**PROBLEM**
Please gather every line in the material below that contains the string "trackpad" and copy each one in full.

###

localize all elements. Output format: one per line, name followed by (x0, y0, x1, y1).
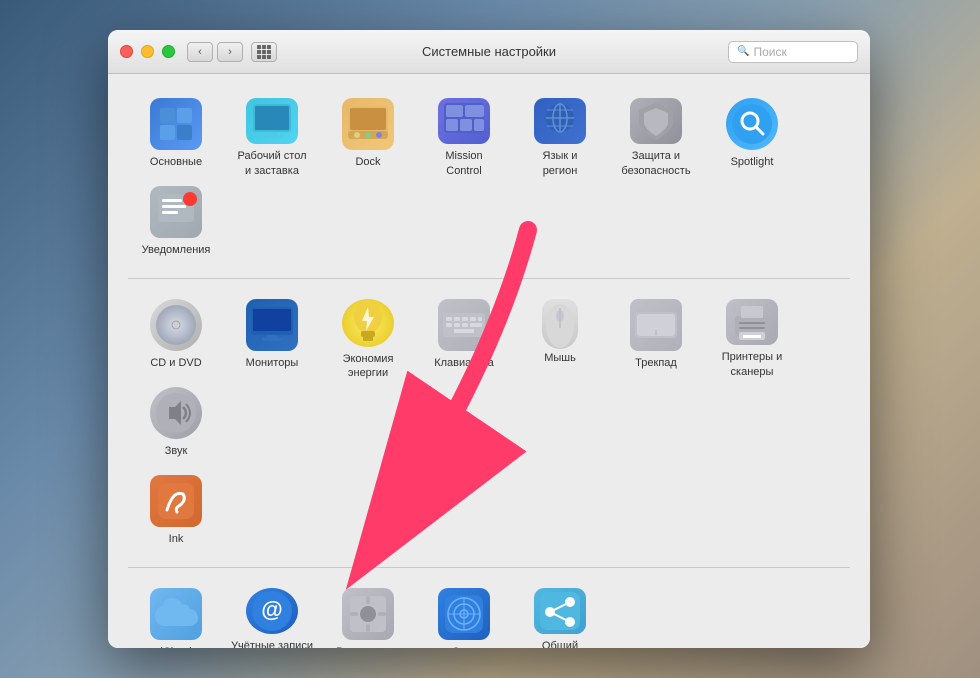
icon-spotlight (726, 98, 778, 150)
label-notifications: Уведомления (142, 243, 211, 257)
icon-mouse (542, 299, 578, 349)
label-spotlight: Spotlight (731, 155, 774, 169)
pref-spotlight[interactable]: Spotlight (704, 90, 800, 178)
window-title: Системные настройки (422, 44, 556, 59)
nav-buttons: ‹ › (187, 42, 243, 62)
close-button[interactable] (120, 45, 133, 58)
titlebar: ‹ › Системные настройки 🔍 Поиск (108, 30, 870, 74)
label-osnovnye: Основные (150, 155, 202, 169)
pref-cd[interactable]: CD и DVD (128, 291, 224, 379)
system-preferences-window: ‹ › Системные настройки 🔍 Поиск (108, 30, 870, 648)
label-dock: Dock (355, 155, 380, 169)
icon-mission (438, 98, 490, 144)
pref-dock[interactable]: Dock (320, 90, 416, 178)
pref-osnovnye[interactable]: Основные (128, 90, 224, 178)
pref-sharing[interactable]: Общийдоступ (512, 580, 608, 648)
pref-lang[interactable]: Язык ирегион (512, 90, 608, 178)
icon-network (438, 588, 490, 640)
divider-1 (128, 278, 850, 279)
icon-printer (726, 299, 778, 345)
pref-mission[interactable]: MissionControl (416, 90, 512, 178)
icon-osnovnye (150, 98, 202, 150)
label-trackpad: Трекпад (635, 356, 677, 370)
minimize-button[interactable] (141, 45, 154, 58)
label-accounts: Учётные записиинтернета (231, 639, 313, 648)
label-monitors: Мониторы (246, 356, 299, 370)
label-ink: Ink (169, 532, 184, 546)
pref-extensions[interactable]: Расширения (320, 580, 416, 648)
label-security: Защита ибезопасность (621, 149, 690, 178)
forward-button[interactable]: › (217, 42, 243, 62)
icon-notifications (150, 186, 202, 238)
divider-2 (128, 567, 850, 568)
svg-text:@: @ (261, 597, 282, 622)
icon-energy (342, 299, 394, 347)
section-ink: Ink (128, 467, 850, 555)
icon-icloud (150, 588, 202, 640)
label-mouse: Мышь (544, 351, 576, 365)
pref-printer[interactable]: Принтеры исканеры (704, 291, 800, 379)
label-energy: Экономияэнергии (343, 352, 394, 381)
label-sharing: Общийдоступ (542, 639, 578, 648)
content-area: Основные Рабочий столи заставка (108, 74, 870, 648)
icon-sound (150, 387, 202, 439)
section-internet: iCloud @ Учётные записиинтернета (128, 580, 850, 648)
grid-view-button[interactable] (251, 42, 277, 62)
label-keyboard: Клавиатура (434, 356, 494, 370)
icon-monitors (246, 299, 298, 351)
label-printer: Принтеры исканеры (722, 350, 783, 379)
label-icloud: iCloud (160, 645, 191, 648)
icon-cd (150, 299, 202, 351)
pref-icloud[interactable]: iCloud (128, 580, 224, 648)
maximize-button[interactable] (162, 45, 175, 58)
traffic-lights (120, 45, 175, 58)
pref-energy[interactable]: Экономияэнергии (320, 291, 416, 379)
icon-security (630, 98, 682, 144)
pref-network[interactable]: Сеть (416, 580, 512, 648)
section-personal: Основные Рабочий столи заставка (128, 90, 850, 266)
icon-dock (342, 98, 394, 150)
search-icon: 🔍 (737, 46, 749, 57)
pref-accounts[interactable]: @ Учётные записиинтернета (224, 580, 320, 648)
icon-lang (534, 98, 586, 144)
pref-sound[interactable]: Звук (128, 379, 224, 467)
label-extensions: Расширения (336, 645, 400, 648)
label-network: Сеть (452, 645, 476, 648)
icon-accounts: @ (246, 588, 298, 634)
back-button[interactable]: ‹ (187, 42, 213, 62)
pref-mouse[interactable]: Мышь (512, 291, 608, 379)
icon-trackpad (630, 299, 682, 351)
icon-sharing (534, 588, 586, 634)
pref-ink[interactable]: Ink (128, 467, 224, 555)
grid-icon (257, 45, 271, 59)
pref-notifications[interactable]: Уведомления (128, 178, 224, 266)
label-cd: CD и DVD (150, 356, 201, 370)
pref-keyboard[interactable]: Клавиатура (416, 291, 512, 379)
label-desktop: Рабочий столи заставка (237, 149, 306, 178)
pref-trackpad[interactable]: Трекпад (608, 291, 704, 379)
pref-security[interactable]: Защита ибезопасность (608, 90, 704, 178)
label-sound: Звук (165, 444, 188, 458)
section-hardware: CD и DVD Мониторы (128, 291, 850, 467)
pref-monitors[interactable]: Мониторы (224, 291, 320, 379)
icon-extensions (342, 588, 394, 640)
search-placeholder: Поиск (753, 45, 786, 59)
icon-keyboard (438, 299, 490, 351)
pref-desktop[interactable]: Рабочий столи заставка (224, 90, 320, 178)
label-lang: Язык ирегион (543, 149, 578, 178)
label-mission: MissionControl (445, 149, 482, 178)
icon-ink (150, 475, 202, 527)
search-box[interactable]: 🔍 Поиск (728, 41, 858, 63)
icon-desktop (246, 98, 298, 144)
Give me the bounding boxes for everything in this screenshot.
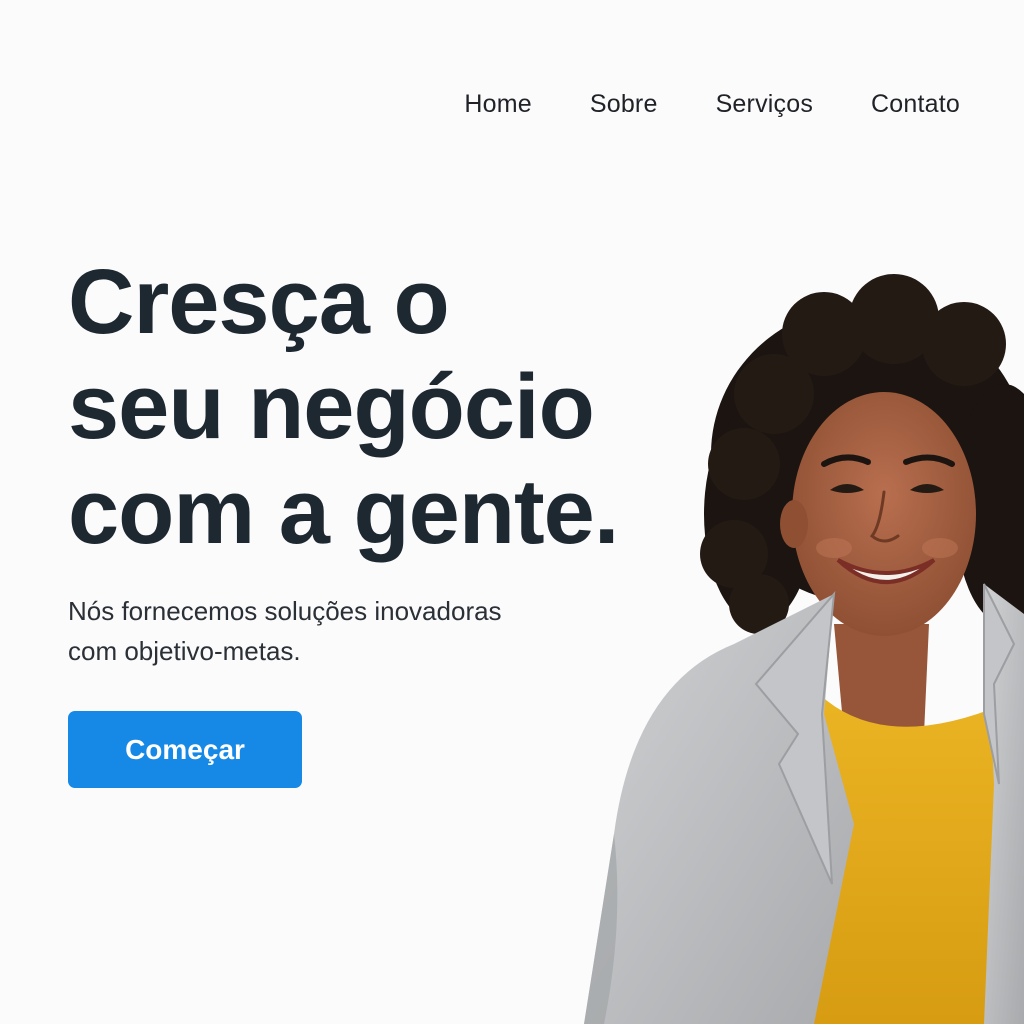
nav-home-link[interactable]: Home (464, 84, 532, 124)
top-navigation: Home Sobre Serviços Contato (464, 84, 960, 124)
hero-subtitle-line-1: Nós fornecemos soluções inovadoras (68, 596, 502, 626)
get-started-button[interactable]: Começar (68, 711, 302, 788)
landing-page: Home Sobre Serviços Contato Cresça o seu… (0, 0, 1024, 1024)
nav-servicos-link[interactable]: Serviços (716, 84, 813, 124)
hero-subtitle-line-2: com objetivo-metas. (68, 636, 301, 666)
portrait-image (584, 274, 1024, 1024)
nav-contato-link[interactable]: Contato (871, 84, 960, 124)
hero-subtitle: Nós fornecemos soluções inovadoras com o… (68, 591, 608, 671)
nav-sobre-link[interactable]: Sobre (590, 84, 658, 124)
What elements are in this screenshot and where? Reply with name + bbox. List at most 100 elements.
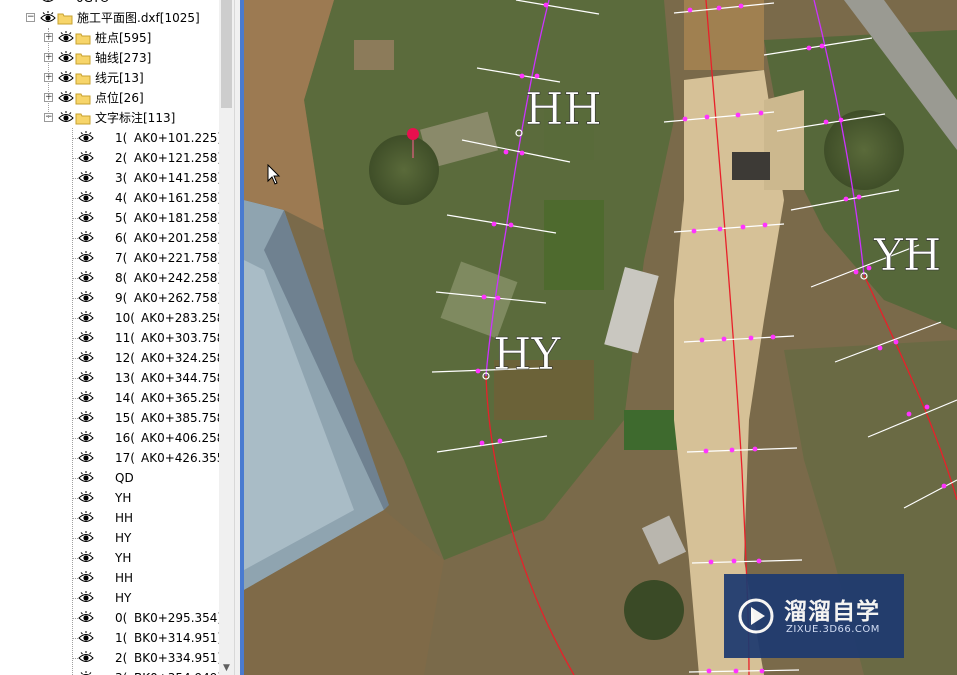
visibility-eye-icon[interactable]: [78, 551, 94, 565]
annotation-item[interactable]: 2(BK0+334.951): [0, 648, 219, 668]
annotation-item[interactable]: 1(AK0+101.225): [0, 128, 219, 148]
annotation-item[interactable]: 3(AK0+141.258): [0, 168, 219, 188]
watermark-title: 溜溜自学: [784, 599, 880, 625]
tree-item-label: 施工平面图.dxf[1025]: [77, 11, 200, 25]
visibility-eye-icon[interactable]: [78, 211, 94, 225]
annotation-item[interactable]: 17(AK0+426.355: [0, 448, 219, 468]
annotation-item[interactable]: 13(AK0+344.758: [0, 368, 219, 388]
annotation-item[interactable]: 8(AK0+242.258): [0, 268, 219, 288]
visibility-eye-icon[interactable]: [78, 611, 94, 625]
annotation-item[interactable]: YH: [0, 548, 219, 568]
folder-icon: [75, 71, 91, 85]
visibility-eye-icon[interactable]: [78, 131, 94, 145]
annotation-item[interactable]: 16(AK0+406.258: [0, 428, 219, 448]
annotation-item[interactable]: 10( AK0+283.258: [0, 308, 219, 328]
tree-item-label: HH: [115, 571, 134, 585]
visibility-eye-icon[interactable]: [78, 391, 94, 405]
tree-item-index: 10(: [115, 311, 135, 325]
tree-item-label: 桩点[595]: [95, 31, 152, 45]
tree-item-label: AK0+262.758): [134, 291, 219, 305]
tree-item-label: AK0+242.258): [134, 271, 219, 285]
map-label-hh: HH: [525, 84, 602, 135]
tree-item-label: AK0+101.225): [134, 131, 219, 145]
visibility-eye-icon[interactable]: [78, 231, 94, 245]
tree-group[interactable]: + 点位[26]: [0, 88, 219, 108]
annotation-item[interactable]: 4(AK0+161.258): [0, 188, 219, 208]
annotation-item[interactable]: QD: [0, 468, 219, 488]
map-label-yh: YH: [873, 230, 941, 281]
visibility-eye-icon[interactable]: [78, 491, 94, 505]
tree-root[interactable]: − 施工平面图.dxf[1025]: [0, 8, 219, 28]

###

**OUTPUT FOR THIS EXERCISE**
label-trackpad: Трекпад (635, 356, 677, 370)
icon-trackpad (630, 299, 682, 351)
pref-trackpad[interactable]: Трекпад (608, 291, 704, 379)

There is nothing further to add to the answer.